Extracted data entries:

──────

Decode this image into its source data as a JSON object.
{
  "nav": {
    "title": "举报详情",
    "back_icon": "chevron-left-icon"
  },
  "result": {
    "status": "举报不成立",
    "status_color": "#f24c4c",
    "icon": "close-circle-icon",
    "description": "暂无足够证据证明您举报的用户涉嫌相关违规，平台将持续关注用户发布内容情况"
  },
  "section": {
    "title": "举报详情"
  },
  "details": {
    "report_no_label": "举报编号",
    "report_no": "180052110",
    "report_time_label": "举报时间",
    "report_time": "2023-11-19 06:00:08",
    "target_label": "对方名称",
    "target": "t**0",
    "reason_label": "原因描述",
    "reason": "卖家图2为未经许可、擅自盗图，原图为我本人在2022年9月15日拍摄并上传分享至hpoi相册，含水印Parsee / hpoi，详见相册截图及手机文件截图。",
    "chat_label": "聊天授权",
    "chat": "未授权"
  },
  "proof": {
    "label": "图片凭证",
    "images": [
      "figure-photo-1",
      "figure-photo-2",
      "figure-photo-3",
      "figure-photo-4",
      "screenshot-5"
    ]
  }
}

──────

### What you have to do
Output every entry shown above, exactly.

### Result of the task
Decode this image into its source data as a JSON object.
{
  "nav": {
    "title": "举报详情",
    "back_icon": "chevron-left-icon"
  },
  "result": {
    "status": "举报不成立",
    "status_color": "#f24c4c",
    "icon": "close-circle-icon",
    "description": "暂无足够证据证明您举报的用户涉嫌相关违规，平台将持续关注用户发布内容情况"
  },
  "section": {
    "title": "举报详情"
  },
  "details": {
    "report_no_label": "举报编号",
    "report_no": "180052110",
    "report_time_label": "举报时间",
    "report_time": "2023-11-19 06:00:08",
    "target_label": "对方名称",
    "target": "t**0",
    "reason_label": "原因描述",
    "reason": "卖家图2为未经许可、擅自盗图，原图为我本人在2022年9月15日拍摄并上传分享至hpoi相册，含水印Parsee / hpoi，详见相册截图及手机文件截图。",
    "chat_label": "聊天授权",
    "chat": "未授权"
  },
  "proof": {
    "label": "图片凭证",
    "images": [
      "figure-photo-1",
      "figure-photo-2",
      "figure-photo-3",
      "figure-photo-4",
      "screenshot-5"
    ]
  }
}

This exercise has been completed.